[Data items]
★ ★ ★ ★ ★ ★ ★

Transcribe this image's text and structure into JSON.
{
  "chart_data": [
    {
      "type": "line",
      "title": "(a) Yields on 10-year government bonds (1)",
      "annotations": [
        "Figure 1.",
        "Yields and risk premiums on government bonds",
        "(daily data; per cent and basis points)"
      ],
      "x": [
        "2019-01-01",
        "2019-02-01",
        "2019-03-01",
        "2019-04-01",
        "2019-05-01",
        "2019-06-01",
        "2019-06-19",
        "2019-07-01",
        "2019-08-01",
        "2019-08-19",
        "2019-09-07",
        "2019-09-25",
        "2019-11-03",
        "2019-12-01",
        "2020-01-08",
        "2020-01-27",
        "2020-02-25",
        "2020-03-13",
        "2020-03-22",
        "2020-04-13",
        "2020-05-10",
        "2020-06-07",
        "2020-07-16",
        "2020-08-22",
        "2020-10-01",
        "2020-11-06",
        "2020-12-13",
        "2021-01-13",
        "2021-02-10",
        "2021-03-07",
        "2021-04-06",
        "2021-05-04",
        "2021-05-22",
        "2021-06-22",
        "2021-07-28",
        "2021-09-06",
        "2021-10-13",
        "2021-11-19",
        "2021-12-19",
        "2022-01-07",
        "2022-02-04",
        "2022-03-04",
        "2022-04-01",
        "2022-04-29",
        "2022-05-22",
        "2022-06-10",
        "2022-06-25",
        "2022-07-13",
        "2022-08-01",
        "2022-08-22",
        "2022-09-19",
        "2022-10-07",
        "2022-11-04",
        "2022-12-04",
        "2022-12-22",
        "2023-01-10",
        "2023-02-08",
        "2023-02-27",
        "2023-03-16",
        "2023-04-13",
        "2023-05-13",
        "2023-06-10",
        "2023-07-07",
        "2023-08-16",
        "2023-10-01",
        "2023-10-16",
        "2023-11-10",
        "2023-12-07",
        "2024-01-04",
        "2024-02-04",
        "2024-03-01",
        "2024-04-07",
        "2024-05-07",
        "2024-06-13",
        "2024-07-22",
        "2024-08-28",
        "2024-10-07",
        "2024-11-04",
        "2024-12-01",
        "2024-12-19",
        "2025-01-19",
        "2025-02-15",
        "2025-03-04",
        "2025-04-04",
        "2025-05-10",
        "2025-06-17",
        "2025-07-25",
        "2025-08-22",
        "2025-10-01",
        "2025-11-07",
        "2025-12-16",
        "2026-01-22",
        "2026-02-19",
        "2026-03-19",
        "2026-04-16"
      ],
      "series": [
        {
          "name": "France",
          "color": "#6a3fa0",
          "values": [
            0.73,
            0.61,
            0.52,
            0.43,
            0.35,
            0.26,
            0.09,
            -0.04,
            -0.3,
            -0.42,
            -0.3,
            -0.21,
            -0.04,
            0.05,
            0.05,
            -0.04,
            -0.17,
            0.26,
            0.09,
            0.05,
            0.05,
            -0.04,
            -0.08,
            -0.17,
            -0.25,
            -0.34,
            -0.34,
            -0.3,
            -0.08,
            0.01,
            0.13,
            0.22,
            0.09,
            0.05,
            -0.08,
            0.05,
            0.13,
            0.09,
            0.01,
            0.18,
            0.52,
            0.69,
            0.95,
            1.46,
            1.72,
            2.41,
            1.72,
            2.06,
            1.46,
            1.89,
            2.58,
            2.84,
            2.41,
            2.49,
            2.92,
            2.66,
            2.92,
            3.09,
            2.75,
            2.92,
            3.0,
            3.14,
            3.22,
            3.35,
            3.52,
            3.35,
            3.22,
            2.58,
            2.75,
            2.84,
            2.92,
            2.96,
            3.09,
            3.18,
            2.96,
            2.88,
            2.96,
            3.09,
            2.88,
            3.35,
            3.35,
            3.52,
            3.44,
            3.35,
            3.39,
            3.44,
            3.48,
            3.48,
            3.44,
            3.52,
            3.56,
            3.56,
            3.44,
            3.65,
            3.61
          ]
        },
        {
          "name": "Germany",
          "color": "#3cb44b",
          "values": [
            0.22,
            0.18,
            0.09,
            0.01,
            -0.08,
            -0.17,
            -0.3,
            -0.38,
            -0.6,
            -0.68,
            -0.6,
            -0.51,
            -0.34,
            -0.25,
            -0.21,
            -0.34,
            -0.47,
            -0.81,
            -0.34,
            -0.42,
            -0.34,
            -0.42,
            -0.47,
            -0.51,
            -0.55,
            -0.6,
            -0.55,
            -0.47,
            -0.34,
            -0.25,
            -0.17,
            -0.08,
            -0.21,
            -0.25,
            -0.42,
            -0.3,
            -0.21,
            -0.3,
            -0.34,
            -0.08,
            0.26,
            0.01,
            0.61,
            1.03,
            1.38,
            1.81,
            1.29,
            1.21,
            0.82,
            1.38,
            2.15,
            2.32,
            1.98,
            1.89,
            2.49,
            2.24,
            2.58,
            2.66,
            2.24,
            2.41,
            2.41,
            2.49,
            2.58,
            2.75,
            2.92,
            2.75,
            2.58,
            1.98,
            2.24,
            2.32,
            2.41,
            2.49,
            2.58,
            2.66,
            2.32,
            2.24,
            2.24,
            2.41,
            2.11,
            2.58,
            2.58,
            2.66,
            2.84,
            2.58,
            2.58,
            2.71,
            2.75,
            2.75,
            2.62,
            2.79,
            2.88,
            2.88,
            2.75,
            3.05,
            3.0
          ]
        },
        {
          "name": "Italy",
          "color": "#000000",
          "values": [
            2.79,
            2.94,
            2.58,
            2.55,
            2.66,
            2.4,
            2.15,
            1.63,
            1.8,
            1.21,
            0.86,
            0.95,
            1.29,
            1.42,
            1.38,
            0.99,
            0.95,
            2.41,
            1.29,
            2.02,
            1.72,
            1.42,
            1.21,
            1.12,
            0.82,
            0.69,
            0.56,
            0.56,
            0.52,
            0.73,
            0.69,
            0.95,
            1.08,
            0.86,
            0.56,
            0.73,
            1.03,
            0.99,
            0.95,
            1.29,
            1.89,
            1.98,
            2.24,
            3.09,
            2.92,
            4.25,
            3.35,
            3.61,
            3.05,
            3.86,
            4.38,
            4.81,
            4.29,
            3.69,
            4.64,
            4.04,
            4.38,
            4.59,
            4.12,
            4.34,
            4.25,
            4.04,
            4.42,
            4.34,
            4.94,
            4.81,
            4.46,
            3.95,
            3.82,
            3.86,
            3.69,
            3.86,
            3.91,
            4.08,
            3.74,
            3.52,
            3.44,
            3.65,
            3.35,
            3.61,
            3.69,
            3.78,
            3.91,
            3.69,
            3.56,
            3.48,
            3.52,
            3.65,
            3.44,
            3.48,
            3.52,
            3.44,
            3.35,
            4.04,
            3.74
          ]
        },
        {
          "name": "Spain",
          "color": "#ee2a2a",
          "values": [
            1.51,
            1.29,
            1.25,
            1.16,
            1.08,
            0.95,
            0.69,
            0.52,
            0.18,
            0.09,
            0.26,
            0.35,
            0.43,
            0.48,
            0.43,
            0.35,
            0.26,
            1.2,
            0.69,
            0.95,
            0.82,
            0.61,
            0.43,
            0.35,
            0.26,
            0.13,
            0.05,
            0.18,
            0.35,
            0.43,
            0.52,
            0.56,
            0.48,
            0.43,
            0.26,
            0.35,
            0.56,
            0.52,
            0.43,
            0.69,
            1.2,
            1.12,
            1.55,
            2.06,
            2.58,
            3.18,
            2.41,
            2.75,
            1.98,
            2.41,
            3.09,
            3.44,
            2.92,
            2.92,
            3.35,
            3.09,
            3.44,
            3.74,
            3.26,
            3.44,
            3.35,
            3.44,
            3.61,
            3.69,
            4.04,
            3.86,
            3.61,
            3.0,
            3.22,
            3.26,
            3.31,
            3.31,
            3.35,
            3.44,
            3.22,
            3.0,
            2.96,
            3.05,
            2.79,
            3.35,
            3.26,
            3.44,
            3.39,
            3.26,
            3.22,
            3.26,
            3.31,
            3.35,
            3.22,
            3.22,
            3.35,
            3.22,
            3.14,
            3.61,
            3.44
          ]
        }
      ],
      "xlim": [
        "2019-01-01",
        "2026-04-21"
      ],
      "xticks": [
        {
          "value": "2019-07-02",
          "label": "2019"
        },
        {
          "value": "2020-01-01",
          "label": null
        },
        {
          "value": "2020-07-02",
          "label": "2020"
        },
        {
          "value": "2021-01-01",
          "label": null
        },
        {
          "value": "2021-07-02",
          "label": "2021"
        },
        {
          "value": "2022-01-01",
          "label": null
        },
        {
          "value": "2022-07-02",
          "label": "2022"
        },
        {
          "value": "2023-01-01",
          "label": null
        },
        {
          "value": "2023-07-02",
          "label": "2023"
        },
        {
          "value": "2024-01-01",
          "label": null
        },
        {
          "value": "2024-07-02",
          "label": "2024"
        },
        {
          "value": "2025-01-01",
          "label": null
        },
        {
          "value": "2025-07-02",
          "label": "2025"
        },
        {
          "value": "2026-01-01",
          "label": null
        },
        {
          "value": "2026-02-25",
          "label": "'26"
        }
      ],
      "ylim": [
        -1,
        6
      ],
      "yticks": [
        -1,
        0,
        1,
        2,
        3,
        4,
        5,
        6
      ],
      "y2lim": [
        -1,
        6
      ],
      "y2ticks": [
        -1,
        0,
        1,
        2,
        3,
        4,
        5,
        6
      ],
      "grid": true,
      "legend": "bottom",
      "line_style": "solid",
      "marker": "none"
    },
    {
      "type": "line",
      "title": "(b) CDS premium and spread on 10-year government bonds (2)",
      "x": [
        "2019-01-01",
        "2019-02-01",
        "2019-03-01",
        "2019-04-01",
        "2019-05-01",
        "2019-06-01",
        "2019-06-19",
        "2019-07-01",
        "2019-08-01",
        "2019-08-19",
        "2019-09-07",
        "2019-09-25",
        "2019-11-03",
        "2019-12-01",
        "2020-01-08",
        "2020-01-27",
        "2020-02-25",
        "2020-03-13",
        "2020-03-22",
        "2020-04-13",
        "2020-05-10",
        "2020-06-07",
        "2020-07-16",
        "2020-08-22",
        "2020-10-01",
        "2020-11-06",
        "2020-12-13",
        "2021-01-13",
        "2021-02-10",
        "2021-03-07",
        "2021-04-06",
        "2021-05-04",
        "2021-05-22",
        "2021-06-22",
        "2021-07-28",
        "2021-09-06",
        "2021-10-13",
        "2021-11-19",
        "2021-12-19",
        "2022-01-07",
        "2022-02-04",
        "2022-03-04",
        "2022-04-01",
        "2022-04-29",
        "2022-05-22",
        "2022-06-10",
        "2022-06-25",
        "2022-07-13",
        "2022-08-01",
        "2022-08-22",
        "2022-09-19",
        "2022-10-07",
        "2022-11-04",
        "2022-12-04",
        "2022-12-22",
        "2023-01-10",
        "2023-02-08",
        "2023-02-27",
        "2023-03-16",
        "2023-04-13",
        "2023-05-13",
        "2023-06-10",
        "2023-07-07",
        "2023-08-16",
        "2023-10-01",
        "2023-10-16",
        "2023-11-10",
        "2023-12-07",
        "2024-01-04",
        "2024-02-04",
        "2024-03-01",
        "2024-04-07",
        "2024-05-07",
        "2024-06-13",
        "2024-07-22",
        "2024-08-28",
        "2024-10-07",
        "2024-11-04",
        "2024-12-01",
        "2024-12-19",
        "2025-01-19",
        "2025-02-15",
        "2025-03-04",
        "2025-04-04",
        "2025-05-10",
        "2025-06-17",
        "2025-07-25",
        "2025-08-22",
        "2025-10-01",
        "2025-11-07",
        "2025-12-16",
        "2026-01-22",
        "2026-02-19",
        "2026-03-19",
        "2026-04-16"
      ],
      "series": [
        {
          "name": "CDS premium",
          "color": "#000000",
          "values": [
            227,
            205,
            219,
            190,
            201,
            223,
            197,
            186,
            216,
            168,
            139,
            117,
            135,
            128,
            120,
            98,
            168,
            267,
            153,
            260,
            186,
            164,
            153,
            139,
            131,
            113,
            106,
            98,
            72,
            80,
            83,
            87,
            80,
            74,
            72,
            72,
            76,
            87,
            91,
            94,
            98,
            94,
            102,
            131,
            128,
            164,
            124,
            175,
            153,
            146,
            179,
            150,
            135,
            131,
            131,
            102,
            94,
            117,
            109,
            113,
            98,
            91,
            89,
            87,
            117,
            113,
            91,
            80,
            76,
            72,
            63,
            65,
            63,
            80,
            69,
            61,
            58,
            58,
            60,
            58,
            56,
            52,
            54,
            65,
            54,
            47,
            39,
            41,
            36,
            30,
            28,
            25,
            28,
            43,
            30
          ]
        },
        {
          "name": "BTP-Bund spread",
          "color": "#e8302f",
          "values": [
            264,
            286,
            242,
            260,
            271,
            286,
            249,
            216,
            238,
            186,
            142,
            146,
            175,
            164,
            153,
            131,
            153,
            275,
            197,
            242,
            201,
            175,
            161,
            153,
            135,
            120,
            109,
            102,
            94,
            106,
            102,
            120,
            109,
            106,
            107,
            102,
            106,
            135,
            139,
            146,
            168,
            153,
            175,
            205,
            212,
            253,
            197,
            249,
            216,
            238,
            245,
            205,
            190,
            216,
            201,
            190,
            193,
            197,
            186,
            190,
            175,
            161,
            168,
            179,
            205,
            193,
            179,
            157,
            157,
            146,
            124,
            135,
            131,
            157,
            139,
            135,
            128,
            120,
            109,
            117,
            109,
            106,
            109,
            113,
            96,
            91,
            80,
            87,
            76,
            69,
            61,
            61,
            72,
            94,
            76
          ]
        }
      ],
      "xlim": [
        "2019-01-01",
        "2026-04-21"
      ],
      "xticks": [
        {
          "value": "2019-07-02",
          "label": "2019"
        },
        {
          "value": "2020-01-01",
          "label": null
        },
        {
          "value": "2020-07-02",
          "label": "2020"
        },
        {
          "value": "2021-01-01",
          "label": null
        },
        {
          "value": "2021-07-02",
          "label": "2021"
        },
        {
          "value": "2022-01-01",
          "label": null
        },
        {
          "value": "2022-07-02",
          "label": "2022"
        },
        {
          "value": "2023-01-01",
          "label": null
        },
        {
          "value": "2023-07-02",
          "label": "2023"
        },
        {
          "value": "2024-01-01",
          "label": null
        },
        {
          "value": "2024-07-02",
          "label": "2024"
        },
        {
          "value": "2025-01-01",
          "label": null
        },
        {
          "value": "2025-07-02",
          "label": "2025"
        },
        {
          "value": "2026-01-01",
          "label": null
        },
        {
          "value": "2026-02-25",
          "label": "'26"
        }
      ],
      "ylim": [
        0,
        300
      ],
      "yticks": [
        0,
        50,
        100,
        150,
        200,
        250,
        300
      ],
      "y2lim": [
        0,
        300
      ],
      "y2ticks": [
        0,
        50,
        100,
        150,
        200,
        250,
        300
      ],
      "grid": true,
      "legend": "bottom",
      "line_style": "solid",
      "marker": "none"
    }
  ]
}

★ ★ ★ ★ ★ ★ ★

**PROBLEM TO WORK ON:** Extract every line of the records above that contains the word "name".

**COMPLETE OUTPUT:**
          "name": "France",
          "name": "Germany",
          "name": "Italy",
          "name": "Spain",
          "name": "CDS premium",
          "name": "BTP-Bund spread",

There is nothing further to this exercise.